What is required
In the records below, find the line containing "Read out every word on this page.", then extract that line and all subsequent lines exactly, leaving out everything else.

Material for this exercise

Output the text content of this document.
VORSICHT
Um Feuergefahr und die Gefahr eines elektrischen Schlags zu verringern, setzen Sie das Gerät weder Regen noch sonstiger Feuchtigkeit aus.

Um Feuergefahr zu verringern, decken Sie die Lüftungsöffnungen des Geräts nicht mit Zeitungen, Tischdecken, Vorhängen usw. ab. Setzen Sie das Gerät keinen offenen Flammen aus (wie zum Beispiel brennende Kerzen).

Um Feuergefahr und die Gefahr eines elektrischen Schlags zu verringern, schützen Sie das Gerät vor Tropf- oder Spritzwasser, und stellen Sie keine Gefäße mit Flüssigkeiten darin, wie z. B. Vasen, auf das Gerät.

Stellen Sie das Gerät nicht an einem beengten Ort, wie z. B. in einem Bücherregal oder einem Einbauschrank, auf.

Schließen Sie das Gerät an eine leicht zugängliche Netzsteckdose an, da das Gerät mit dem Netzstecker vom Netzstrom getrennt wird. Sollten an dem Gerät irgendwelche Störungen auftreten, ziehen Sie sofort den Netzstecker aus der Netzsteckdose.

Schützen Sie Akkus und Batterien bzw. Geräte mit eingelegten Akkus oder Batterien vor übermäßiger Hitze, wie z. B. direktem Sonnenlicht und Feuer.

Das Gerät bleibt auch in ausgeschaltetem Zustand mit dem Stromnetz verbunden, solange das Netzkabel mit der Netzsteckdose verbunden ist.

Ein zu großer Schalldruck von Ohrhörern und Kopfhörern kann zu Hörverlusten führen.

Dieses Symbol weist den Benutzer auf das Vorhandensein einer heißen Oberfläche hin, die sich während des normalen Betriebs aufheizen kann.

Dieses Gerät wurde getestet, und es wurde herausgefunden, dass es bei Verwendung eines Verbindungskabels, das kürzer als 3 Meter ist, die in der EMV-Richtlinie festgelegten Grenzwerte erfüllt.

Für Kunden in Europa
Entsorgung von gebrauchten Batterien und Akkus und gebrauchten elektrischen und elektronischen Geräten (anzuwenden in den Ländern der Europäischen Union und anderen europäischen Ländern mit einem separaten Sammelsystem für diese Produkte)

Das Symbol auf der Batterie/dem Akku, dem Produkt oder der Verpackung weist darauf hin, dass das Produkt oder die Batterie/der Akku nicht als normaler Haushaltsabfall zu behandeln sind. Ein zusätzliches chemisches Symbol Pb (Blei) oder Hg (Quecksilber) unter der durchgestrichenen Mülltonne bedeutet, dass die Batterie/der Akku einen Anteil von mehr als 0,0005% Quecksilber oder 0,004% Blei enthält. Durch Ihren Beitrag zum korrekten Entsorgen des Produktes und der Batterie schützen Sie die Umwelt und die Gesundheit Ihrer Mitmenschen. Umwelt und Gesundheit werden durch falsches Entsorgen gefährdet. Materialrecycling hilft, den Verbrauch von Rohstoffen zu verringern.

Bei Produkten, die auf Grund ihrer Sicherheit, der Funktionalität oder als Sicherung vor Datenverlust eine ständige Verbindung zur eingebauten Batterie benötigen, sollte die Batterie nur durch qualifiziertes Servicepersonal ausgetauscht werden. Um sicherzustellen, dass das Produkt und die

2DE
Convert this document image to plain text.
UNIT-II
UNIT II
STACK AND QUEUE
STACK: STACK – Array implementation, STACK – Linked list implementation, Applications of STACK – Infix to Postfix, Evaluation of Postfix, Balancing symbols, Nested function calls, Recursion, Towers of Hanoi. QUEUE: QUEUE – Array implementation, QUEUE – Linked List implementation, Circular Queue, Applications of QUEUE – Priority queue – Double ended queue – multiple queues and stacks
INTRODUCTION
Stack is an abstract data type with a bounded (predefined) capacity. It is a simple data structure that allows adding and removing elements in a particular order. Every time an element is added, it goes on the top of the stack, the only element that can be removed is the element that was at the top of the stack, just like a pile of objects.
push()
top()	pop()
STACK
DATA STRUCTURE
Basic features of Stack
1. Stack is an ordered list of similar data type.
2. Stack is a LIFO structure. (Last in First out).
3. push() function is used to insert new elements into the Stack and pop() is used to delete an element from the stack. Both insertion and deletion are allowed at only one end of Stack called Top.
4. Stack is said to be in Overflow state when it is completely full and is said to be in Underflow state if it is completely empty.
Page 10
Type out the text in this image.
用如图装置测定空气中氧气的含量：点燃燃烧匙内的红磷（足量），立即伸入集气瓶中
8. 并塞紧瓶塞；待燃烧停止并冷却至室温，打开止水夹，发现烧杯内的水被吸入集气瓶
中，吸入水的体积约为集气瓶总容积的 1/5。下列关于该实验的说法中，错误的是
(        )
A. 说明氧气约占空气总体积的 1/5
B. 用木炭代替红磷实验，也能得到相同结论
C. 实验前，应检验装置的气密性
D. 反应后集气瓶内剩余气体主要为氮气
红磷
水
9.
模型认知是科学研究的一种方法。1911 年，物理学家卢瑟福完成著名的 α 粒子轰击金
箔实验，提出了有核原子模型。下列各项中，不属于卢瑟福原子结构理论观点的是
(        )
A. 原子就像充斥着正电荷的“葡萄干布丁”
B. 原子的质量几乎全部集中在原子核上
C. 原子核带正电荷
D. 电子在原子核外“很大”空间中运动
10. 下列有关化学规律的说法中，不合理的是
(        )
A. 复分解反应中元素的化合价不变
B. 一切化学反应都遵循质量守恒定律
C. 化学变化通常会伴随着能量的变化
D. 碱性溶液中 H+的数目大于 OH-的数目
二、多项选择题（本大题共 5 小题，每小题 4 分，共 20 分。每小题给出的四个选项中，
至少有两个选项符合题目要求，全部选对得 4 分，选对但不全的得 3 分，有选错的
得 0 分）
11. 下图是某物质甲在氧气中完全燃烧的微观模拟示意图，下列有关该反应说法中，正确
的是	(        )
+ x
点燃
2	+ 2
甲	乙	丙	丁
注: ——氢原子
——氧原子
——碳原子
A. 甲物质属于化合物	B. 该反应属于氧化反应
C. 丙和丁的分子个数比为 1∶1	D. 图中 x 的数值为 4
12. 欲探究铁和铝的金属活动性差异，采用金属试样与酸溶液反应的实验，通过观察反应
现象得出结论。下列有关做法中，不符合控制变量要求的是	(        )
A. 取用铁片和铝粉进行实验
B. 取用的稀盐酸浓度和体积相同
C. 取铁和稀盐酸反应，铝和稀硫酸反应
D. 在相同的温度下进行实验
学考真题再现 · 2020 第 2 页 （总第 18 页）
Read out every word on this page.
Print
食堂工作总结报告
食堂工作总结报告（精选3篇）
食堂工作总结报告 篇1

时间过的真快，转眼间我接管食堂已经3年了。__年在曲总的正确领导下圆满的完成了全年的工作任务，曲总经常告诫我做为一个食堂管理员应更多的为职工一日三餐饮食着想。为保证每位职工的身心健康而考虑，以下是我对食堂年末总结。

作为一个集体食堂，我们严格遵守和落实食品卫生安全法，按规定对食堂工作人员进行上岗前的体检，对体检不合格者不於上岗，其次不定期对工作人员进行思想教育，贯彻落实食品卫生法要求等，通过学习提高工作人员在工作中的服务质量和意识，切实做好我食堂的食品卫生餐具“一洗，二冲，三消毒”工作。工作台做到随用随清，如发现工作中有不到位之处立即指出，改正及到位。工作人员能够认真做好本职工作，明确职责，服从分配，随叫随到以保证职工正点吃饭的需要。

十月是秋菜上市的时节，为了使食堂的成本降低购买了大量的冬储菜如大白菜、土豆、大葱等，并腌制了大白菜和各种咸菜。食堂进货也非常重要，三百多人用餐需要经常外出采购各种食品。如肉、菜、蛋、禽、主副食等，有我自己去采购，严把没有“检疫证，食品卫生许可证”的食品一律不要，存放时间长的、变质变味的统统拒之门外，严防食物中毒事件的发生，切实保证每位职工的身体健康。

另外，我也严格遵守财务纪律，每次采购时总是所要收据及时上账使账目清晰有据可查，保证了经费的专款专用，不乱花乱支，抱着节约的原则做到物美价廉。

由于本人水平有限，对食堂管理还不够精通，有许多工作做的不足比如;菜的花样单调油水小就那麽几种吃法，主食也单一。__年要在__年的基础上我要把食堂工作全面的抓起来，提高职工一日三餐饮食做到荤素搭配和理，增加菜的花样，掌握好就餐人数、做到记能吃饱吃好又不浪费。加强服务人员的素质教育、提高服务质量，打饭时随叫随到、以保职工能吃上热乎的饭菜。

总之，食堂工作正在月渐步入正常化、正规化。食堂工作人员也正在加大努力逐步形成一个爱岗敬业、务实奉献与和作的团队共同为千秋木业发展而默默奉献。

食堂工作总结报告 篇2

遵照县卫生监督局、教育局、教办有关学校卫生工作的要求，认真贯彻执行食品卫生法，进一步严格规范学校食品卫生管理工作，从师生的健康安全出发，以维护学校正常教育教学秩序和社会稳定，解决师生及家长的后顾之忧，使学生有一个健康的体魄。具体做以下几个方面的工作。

Output
Read out every word on this page.
Print
食堂工作总结报告
食堂工作总结报告（精选3篇）
食堂工作总结报告 篇1

时间过的真快，转眼间我接管食堂已经3年了。__年在曲总的正确领导下圆满的完成了全年的工作任务，曲总经常告诫我做为一个食堂管理员应更多的为职工一日三餐饮食着想。为保证每位职工的身心健康而考虑，以下是我对食堂年末总结。

作为一个集体食堂，我们严格遵守和落实食品卫生安全法，按规定对食堂工作人员进行上岗前的体检，对体检不合格者不於上岗，其次不定期对工作人员进行思想教育，贯彻落实食品卫生法要求等，通过学习提高工作人员在工作中的服务质量和意识，切实做好我食堂的食品卫生餐具“一洗，二冲，三消毒”工作。工作台做到随用随清，如发现工作中有不到位之处立即指出，改正及到位。工作人员能够认真做好本职工作，明确职责，服从分配，随叫随到以保证职工正点吃饭的需要。

十月是秋菜上市的时节，为了使食堂的成本降低购买了大量的冬储菜如大白菜、土豆、大葱等，并腌制了大白菜和各种咸菜。食堂进货也非常重要，三百多人用餐需要经常外出采购各种食品。如肉、菜、蛋、禽、主副食等，有我自己去采购，严把没有“检疫证，食品卫生许可证”的食品一律不要，存放时间长的、变质变味的统统拒之门外，严防食物中毒事件的发生，切实保证每位职工的身体健康。

另外，我也严格遵守财务纪律，每次采购时总是所要收据及时上账使账目清晰有据可查，保证了经费的专款专用，不乱花乱支，抱着节约的原则做到物美价廉。

由于本人水平有限，对食堂管理还不够精通，有许多工作做的不足比如;菜的花样单调油水小就那麽几种吃法，主食也单一。__年要在__年的基础上我要把食堂工作全面的抓起来，提高职工一日三餐饮食做到荤素搭配和理，增加菜的花样，掌握好就餐人数、做到记能吃饱吃好又不浪费。加强服务人员的素质教育、提高服务质量，打饭时随叫随到、以保职工能吃上热乎的饭菜。

总之，食堂工作正在月渐步入正常化、正规化。食堂工作人员也正在加大努力逐步形成一个爱岗敬业、务实奉献与和作的团队共同为千秋木业发展而默默奉献。

食堂工作总结报告 篇2

遵照县卫生监督局、教育局、教办有关学校卫生工作的要求，认真贯彻执行食品卫生法，进一步严格规范学校食品卫生管理工作，从师生的健康安全出发，以维护学校正常教育教学秩序和社会稳定，解决师生及家长的后顾之忧，使学生有一个健康的体魄。具体做以下几个方面的工作。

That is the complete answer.